--- start of RAW DATA ---

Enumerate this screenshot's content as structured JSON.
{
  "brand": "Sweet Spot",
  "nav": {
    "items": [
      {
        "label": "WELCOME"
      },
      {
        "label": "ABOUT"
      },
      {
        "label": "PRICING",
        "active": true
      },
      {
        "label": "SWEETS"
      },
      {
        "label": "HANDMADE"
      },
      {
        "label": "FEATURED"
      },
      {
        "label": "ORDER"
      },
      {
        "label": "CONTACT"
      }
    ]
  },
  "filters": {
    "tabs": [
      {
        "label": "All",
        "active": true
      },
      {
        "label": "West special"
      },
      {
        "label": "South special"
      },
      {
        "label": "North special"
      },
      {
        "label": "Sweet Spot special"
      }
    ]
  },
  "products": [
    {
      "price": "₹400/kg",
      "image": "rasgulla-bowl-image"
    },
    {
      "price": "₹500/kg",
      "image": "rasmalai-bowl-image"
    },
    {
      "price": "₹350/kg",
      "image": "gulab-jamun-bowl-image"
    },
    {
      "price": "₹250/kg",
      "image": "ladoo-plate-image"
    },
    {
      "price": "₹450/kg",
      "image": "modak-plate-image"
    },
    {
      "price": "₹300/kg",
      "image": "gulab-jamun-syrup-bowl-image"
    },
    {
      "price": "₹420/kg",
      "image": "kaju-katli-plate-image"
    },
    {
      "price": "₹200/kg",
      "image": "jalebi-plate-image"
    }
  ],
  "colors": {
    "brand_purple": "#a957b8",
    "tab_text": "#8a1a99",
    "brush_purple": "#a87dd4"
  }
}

--- end of RAW DATA ---

• DO THIS:
Find the lines with the string "image" and reproduce them.

• TASK RESPONSE:
      "image": "rasgulla-bowl-image"
      "image": "rasmalai-bowl-image"
      "image": "gulab-jamun-bowl-image"
      "image": "ladoo-plate-image"
      "image": "modak-plate-image"
      "image": "gulab-jamun-syrup-bowl-image"
      "image": "kaju-katli-plate-image"
      "image": "jalebi-plate-image"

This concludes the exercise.